> [Exercise objective] Using the material that follows, identify and copy each line with the string "this".

> [Extracted material]
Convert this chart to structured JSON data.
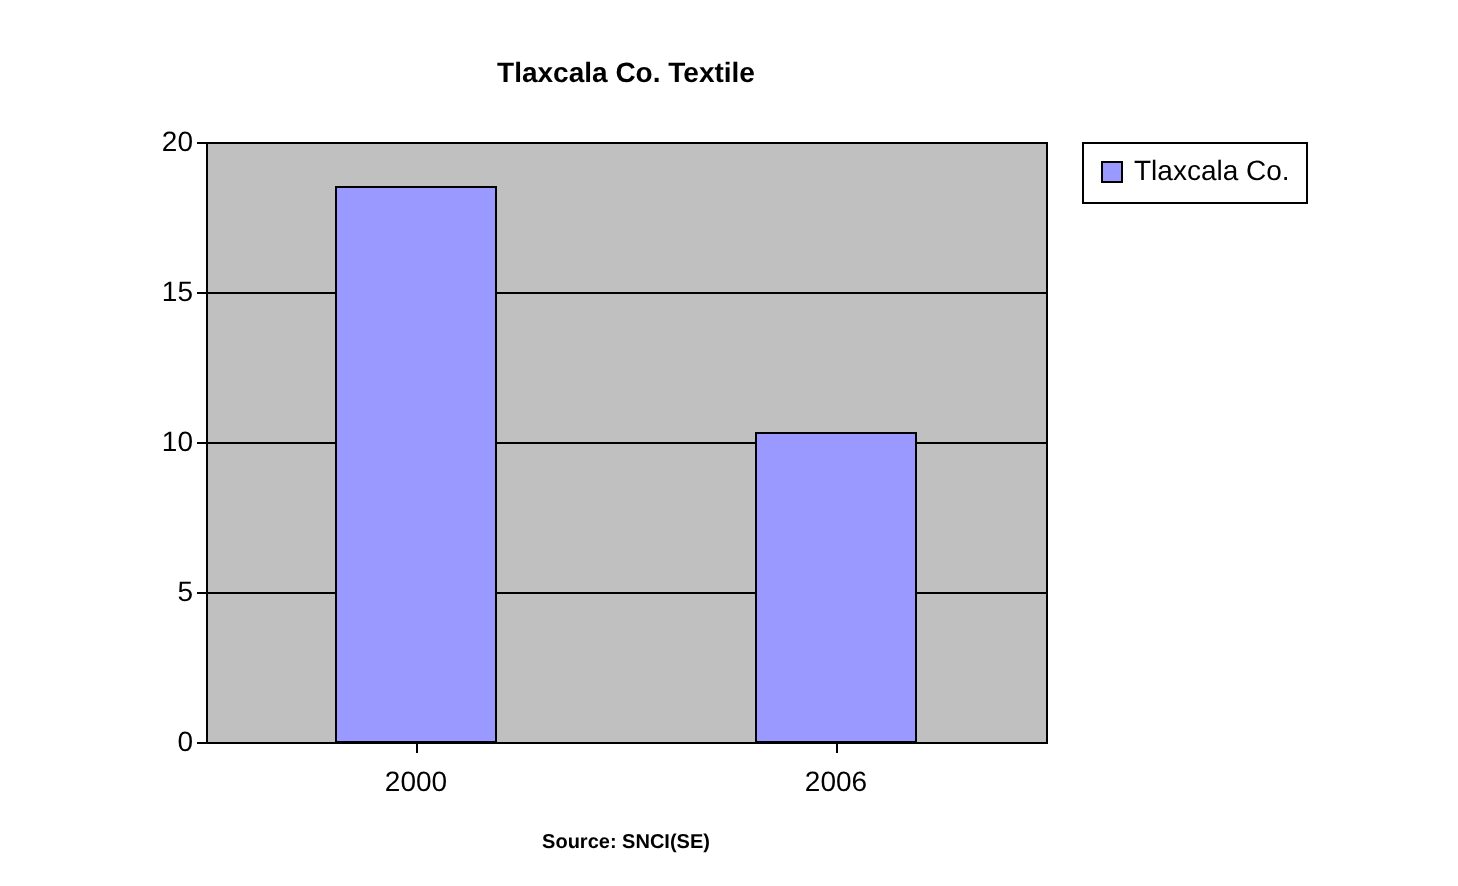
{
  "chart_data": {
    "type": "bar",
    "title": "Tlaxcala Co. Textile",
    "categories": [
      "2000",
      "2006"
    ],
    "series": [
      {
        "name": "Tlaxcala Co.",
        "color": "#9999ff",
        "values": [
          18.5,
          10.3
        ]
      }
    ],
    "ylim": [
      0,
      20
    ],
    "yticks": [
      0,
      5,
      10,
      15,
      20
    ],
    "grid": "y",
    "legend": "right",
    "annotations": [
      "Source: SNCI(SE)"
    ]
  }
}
--
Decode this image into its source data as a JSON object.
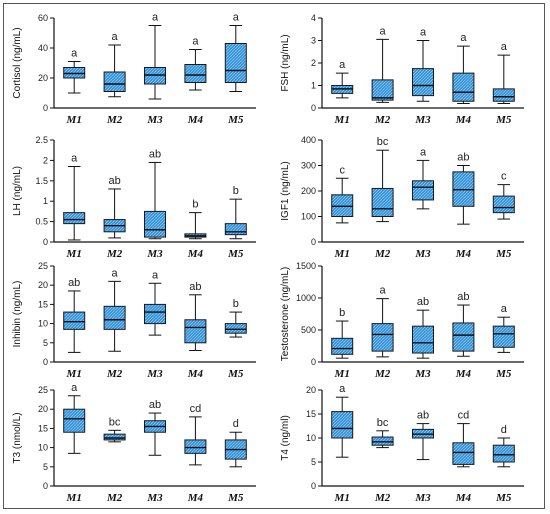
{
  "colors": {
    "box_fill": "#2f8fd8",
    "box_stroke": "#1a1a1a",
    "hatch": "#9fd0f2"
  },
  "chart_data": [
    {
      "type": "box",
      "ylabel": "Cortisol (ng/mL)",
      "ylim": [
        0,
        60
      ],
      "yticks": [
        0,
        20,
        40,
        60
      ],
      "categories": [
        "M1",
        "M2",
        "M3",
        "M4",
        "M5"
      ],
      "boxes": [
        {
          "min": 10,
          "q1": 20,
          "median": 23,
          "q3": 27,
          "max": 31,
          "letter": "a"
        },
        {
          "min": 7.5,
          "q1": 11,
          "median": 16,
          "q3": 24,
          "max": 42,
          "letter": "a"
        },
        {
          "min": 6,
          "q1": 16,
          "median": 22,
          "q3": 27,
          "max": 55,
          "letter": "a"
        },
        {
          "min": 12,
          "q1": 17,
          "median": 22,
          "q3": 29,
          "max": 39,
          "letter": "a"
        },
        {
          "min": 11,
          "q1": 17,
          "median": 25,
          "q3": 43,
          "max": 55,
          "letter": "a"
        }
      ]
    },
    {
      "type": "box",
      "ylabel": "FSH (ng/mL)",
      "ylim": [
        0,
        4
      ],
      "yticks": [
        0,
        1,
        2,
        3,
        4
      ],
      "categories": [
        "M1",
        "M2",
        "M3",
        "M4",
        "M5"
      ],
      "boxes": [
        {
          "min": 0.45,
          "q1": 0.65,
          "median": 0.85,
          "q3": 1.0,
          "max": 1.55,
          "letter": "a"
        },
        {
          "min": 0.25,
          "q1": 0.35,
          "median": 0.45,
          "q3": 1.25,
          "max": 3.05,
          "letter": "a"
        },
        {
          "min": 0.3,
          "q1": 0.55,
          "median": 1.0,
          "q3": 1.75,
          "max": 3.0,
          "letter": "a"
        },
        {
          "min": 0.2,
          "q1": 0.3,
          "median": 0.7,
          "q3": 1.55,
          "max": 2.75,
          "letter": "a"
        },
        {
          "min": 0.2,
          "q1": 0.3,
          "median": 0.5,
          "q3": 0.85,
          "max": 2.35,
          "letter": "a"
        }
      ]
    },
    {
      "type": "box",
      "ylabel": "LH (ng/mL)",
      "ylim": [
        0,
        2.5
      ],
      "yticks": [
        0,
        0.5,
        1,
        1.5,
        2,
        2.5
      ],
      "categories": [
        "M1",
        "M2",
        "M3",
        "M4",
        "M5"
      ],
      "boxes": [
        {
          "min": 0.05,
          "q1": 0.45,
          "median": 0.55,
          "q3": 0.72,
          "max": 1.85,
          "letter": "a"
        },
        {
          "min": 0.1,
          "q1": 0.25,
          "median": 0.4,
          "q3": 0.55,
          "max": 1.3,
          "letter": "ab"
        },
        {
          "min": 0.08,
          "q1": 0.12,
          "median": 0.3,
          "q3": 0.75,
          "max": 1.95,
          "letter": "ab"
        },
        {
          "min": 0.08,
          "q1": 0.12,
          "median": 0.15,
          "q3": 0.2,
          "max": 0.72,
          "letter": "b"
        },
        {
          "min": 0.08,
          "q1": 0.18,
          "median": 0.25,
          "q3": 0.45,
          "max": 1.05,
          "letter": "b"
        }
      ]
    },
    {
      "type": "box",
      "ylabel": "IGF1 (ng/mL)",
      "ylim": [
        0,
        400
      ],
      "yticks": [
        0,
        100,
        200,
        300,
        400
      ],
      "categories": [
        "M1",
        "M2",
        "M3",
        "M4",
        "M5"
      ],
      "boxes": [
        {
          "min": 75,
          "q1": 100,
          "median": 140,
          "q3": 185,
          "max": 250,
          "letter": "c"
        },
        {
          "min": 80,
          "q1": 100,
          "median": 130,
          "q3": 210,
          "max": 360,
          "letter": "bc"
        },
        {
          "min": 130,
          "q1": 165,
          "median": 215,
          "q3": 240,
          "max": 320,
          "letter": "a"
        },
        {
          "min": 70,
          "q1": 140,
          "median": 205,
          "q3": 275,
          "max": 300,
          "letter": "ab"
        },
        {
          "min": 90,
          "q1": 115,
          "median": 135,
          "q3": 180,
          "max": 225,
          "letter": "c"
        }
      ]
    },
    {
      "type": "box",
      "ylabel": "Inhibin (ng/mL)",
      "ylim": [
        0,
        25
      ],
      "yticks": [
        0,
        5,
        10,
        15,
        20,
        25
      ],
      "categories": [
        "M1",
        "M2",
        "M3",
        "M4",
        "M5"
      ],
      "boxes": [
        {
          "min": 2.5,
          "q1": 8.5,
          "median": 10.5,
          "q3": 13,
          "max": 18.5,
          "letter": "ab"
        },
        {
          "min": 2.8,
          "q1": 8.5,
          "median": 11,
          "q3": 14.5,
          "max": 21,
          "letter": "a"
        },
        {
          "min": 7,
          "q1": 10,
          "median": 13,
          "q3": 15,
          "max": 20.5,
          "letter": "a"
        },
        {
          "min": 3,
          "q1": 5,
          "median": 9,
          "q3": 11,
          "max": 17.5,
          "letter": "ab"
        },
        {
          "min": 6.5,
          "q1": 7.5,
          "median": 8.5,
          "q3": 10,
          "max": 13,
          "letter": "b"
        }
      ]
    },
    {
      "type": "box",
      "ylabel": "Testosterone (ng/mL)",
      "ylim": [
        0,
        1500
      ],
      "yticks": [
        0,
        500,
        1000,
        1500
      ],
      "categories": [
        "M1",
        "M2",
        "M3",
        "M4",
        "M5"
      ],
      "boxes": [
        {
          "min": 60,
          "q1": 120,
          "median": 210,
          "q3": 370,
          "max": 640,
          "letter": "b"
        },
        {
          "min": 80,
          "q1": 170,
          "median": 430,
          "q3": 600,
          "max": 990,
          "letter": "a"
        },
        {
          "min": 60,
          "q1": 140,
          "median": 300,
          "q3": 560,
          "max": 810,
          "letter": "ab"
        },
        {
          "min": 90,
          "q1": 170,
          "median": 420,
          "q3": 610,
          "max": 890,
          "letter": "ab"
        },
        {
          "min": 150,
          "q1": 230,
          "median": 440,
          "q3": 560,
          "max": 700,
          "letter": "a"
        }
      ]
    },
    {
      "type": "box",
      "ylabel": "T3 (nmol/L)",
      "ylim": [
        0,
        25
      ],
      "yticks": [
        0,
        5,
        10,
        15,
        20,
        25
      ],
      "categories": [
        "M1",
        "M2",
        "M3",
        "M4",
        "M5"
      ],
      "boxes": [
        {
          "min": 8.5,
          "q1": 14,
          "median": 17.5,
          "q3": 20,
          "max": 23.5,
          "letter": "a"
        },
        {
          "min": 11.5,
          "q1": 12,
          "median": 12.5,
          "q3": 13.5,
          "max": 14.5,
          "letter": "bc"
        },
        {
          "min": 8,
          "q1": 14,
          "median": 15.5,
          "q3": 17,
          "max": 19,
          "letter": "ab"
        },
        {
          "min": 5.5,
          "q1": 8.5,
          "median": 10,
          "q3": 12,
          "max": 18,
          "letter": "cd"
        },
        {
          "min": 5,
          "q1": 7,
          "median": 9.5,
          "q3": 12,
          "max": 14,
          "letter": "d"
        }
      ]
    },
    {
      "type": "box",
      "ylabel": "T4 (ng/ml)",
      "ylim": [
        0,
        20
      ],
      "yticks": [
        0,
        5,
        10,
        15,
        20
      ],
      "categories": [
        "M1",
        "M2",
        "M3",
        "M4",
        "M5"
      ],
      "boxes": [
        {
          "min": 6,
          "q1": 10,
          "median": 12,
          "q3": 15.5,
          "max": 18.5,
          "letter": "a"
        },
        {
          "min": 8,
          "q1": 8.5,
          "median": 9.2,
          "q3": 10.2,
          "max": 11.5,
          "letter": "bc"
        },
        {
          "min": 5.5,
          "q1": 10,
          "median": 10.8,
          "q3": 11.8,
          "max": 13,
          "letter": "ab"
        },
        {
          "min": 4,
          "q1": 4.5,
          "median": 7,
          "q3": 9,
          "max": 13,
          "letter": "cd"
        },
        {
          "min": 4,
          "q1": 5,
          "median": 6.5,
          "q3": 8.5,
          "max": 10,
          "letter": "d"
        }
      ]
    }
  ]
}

> [Exercise response]
Convert this chart to structured JSON data.
Decode this image into its source data as a JSON object.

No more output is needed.